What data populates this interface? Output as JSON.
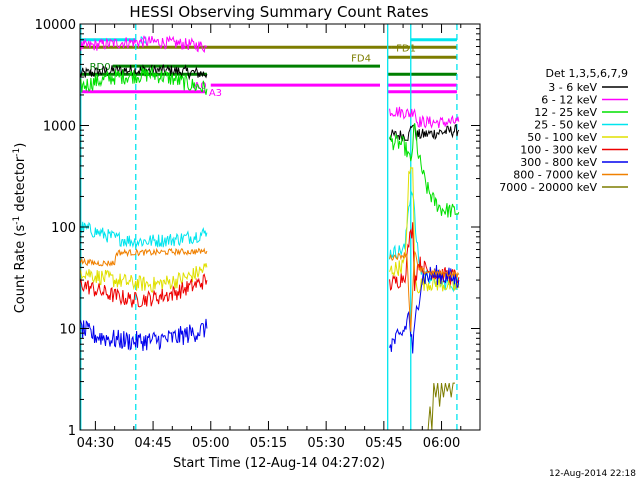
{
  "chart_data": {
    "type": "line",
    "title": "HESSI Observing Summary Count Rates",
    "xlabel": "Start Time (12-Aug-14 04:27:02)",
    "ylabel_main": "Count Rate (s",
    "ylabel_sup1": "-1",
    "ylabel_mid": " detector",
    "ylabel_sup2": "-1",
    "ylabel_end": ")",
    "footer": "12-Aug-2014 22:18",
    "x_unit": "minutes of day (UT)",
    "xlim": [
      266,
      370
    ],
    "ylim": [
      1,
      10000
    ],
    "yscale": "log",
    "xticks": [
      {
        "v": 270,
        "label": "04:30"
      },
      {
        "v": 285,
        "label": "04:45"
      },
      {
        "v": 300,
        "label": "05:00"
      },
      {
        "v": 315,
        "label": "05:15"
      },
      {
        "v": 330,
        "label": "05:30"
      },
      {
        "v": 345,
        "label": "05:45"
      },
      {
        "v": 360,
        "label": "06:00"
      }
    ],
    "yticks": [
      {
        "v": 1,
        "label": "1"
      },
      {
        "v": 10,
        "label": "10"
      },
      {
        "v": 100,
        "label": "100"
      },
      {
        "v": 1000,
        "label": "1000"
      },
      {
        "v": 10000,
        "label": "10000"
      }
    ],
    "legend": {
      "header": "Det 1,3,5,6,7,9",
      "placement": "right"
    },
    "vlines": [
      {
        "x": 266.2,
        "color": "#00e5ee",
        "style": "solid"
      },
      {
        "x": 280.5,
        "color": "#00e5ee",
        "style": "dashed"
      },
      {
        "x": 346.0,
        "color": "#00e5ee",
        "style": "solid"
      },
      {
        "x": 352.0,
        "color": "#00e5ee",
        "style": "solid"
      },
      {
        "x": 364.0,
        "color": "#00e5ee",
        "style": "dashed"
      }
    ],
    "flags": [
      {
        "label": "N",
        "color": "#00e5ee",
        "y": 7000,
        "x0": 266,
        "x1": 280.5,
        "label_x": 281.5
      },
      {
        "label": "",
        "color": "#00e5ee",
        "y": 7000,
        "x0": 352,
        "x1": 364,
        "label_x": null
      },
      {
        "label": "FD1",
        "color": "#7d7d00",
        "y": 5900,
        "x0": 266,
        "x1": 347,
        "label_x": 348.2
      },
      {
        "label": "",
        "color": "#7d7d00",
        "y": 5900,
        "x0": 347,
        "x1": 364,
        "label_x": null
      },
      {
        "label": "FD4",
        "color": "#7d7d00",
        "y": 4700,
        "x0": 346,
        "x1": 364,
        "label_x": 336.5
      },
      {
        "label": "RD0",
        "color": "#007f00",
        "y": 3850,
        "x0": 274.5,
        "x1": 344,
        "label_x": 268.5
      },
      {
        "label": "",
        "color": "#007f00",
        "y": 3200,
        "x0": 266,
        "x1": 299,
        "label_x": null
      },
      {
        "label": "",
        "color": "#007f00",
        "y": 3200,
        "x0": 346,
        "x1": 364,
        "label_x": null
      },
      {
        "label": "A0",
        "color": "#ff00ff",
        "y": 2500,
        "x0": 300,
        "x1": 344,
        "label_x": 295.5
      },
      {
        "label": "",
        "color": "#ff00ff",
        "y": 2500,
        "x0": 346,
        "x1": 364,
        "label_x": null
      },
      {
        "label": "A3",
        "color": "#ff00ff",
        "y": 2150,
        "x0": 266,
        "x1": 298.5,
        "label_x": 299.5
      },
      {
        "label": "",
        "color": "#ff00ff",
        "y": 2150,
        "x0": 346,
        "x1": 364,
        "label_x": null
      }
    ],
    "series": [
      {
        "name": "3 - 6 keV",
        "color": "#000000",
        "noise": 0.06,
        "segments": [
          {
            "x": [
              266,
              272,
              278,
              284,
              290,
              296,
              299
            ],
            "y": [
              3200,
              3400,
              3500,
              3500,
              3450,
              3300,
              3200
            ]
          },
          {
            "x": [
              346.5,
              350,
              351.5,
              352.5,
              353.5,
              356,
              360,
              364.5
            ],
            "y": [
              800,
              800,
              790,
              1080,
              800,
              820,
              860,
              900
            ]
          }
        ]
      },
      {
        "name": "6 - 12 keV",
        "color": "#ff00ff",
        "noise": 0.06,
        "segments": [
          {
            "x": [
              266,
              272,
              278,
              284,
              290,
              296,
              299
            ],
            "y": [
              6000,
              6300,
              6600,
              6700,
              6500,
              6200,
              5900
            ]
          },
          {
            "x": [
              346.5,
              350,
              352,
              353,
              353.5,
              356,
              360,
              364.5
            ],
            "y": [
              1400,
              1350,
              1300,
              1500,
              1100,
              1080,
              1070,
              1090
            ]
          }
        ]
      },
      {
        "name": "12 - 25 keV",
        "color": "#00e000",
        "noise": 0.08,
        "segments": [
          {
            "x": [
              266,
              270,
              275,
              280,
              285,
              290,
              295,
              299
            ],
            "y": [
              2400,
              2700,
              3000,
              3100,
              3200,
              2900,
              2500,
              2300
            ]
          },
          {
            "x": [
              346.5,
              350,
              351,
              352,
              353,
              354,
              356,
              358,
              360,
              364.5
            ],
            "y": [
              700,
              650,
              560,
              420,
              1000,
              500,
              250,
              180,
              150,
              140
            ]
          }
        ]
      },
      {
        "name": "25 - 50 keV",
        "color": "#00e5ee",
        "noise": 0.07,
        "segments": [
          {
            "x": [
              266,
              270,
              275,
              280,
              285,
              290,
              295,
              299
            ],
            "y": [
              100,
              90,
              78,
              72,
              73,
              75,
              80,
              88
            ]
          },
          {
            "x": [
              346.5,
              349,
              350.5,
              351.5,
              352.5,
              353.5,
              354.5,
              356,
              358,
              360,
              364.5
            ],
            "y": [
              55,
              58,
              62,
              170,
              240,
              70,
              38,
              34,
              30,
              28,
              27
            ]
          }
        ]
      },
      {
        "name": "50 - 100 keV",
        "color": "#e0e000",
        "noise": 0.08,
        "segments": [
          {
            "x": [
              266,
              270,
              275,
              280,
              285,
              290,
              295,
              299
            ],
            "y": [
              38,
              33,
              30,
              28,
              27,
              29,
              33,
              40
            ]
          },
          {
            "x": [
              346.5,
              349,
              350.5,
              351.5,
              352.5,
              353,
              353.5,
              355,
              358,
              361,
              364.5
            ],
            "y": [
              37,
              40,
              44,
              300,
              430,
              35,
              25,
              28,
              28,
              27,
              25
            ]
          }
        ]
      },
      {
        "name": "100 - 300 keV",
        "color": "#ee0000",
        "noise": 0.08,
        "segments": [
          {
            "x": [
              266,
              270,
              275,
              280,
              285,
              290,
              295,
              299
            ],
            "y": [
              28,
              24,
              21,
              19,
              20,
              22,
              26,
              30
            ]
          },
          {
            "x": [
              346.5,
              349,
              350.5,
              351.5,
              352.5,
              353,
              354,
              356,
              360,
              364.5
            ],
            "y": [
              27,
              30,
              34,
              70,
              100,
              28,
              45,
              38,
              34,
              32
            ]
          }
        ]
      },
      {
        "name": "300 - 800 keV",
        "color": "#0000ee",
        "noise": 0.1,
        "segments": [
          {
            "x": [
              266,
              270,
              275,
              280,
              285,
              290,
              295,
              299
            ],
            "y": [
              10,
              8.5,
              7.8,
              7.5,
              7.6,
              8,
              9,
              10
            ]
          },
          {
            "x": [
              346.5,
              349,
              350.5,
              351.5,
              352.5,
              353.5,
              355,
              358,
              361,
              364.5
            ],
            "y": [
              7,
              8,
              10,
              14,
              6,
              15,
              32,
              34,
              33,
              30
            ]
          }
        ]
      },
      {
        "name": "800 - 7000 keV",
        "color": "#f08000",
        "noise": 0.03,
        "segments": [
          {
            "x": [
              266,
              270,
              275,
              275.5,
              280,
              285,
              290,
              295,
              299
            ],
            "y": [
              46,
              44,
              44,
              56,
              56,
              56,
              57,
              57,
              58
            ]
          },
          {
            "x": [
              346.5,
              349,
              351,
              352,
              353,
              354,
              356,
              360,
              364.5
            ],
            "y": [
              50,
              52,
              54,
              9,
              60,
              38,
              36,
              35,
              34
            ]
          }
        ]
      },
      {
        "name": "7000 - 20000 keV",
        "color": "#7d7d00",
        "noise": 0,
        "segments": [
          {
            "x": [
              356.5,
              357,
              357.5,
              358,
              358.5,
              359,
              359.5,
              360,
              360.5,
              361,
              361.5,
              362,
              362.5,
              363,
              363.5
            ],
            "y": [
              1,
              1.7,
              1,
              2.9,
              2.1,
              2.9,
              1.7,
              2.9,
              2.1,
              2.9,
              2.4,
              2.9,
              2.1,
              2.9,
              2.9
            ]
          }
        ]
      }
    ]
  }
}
───
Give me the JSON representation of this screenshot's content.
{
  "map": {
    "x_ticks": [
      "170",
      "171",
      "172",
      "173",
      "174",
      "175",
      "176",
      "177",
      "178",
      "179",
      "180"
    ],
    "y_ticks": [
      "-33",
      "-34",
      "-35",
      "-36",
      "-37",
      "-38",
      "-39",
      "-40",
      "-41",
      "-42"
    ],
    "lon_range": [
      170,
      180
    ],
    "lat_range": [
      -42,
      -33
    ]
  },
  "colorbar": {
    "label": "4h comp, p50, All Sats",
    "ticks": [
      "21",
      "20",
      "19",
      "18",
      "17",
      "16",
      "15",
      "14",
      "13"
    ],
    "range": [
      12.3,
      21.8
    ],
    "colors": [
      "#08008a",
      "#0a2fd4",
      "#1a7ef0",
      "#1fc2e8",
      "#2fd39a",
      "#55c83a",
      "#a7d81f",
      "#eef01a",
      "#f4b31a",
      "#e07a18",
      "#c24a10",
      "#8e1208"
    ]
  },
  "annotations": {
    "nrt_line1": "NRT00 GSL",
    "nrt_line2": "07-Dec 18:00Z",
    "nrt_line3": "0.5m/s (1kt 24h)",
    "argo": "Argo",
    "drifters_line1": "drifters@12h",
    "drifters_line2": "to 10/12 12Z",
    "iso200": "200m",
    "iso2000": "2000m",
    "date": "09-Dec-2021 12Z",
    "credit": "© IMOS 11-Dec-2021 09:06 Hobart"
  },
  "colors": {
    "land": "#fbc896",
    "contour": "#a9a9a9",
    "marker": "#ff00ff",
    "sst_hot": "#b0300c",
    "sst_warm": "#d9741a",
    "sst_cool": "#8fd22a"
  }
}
───
- [Work to do] Write down the number of lines where the word "this" appears, and nothing further.

- [The reply] 2